[Data entries]
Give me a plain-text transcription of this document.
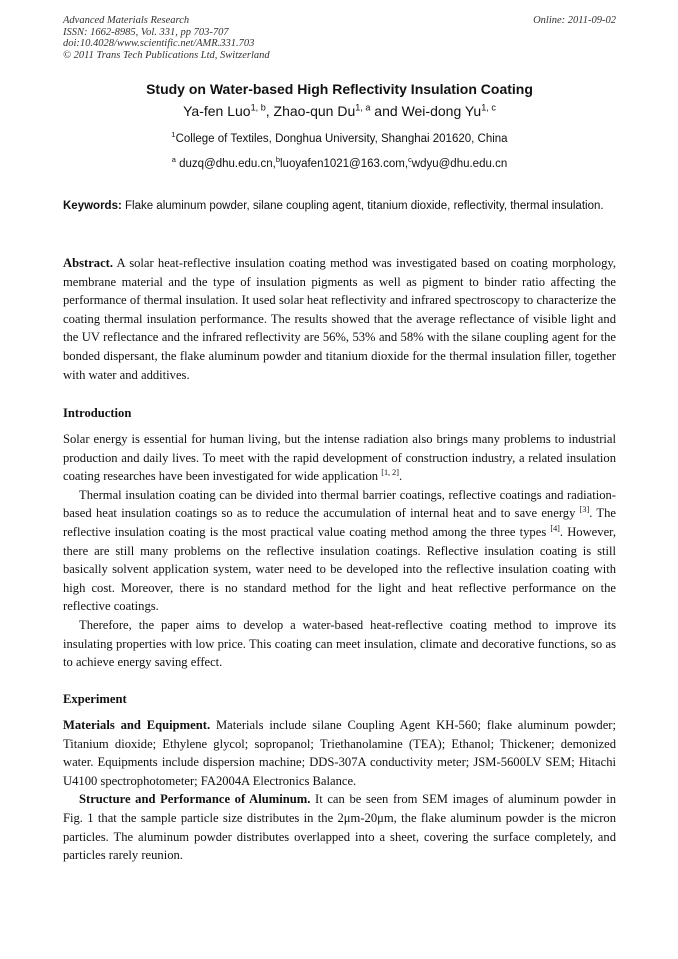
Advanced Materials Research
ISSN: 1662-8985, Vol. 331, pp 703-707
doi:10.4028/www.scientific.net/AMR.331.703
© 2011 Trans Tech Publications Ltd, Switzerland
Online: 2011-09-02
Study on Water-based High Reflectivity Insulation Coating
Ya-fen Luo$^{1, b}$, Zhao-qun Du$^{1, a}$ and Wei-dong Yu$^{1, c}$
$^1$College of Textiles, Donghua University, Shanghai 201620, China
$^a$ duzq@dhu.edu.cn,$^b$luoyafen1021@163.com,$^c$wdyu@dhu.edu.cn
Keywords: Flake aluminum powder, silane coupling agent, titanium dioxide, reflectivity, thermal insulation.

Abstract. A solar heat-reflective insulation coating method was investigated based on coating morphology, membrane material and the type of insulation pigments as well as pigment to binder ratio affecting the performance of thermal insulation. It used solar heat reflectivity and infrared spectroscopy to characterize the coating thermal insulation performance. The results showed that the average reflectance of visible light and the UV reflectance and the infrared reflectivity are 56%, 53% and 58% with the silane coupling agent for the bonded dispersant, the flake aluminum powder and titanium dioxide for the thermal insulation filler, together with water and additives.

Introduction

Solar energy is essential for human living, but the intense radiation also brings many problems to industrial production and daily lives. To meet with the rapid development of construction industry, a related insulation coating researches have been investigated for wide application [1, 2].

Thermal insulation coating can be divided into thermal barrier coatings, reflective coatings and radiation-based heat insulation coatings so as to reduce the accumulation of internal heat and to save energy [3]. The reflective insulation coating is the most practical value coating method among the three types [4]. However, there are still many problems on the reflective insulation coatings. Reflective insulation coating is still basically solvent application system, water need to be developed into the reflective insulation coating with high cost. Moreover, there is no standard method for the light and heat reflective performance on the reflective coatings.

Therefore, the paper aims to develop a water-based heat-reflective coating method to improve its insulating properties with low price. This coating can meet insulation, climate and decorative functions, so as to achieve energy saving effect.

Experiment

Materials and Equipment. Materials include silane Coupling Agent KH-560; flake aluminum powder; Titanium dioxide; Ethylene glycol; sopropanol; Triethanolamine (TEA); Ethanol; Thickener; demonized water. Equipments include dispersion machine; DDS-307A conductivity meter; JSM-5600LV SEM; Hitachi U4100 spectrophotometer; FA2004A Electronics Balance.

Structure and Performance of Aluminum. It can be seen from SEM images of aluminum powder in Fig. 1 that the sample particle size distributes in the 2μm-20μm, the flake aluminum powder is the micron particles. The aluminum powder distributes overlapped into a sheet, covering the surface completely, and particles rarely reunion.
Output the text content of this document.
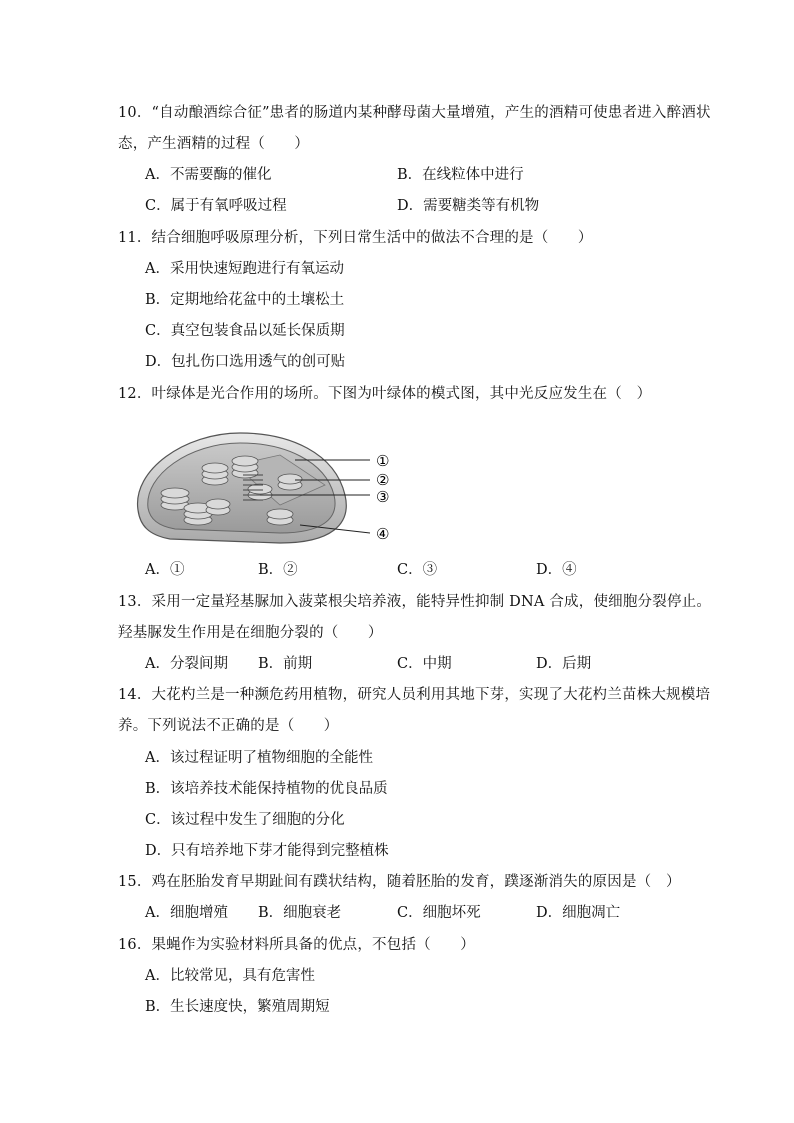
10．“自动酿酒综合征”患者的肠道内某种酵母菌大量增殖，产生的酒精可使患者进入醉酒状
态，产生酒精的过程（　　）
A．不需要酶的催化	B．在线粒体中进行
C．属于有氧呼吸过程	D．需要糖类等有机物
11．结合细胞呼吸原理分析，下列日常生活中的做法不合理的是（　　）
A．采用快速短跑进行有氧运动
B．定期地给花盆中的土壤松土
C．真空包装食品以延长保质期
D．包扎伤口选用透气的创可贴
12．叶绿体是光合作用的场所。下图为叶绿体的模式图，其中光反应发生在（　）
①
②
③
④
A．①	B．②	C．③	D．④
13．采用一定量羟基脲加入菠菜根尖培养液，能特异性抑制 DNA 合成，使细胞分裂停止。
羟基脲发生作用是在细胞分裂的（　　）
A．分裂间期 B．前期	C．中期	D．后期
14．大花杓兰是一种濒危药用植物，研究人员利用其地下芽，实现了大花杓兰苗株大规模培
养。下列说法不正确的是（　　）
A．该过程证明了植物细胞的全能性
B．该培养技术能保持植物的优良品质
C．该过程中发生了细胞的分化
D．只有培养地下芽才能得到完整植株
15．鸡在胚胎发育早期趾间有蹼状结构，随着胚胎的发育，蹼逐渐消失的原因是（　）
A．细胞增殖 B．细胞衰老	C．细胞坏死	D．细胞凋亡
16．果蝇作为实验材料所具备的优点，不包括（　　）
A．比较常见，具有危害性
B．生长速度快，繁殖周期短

Task to complete:
Set down all the entries exactly as they appear, but skip any pictures.

Task answer:
Give me a plain-text transcription of this document.
Advanced Materials Research
ISSN: 1662-8985, Vol. 331, pp 703-707
doi:10.4028/www.scientific.net/AMR.331.703
© 2011 Trans Tech Publications Ltd, Switzerland
Online: 2011-09-02
Study on Water-based High Reflectivity Insulation Coating
Ya-fen Luo$^{1, b}$, Zhao-qun Du$^{1, a}$ and Wei-dong Yu$^{1, c}$
$^1$College of Textiles, Donghua University, Shanghai 201620, China
$^a$ duzq@dhu.edu.cn,$^b$luoyafen1021@163.com,$^c$wdyu@dhu.edu.cn
Keywords: Flake aluminum powder, silane coupling agent, titanium dioxide, reflectivity, thermal insulation.

Abstract. A solar heat-reflective insulation coating method was investigated based on coating morphology, membrane material and the type of insulation pigments as well as pigment to binder ratio affecting the performance of thermal insulation. It used solar heat reflectivity and infrared spectroscopy to characterize the coating thermal insulation performance. The results showed that the average reflectance of visible light and the UV reflectance and the infrared reflectivity are 56%, 53% and 58% with the silane coupling agent for the bonded dispersant, the flake aluminum powder and titanium dioxide for the thermal insulation filler, together with water and additives.

Introduction

Solar energy is essential for human living, but the intense radiation also brings many problems to industrial production and daily lives. To meet with the rapid development of construction industry, a related insulation coating researches have been investigated for wide application [1, 2].

Thermal insulation coating can be divided into thermal barrier coatings, reflective coatings and radiation-based heat insulation coatings so as to reduce the accumulation of internal heat and to save energy [3]. The reflective insulation coating is the most practical value coating method among the three types [4]. However, there are still many problems on the reflective insulation coatings. Reflective insulation coating is still basically solvent application system, water need to be developed into the reflective insulation coating with high cost. Moreover, there is no standard method for the light and heat reflective performance on the reflective coatings.

Therefore, the paper aims to develop a water-based heat-reflective coating method to improve its insulating properties with low price. This coating can meet insulation, climate and decorative functions, so as to achieve energy saving effect.

Experiment

Materials and Equipment. Materials include silane Coupling Agent KH-560; flake aluminum powder; Titanium dioxide; Ethylene glycol; sopropanol; Triethanolamine (TEA); Ethanol; Thickener; demonized water. Equipments include dispersion machine; DDS-307A conductivity meter; JSM-5600LV SEM; Hitachi U4100 spectrophotometer; FA2004A Electronics Balance.

Structure and Performance of Aluminum. It can be seen from SEM images of aluminum powder in Fig. 1 that the sample particle size distributes in the 2μm-20μm, the flake aluminum powder is the micron particles. The aluminum powder distributes overlapped into a sheet, covering the surface completely, and particles rarely reunion.
Output the text content of this document.
10．“自动酿酒综合征”患者的肠道内某种酵母菌大量增殖，产生的酒精可使患者进入醉酒状
态，产生酒精的过程（　　）
A．不需要酶的催化	B．在线粒体中进行
C．属于有氧呼吸过程	D．需要糖类等有机物
11．结合细胞呼吸原理分析，下列日常生活中的做法不合理的是（　　）
A．采用快速短跑进行有氧运动
B．定期地给花盆中的土壤松土
C．真空包装食品以延长保质期
D．包扎伤口选用透气的创可贴
12．叶绿体是光合作用的场所。下图为叶绿体的模式图，其中光反应发生在（　）
①
②
③
④
A．①	B．②	C．③	D．④
13．采用一定量羟基脲加入菠菜根尖培养液，能特异性抑制 DNA 合成，使细胞分裂停止。
羟基脲发生作用是在细胞分裂的（　　）
A．分裂间期 B．前期	C．中期	D．后期
14．大花杓兰是一种濒危药用植物，研究人员利用其地下芽，实现了大花杓兰苗株大规模培
养。下列说法不正确的是（　　）
A．该过程证明了植物细胞的全能性
B．该培养技术能保持植物的优良品质
C．该过程中发生了细胞的分化
D．只有培养地下芽才能得到完整植株
15．鸡在胚胎发育早期趾间有蹼状结构，随着胚胎的发育，蹼逐渐消失的原因是（　）
A．细胞增殖 B．细胞衰老	C．细胞坏死	D．细胞凋亡
16．果蝇作为实验材料所具备的优点，不包括（　　）
A．比较常见，具有危害性
B．生长速度快，繁殖周期短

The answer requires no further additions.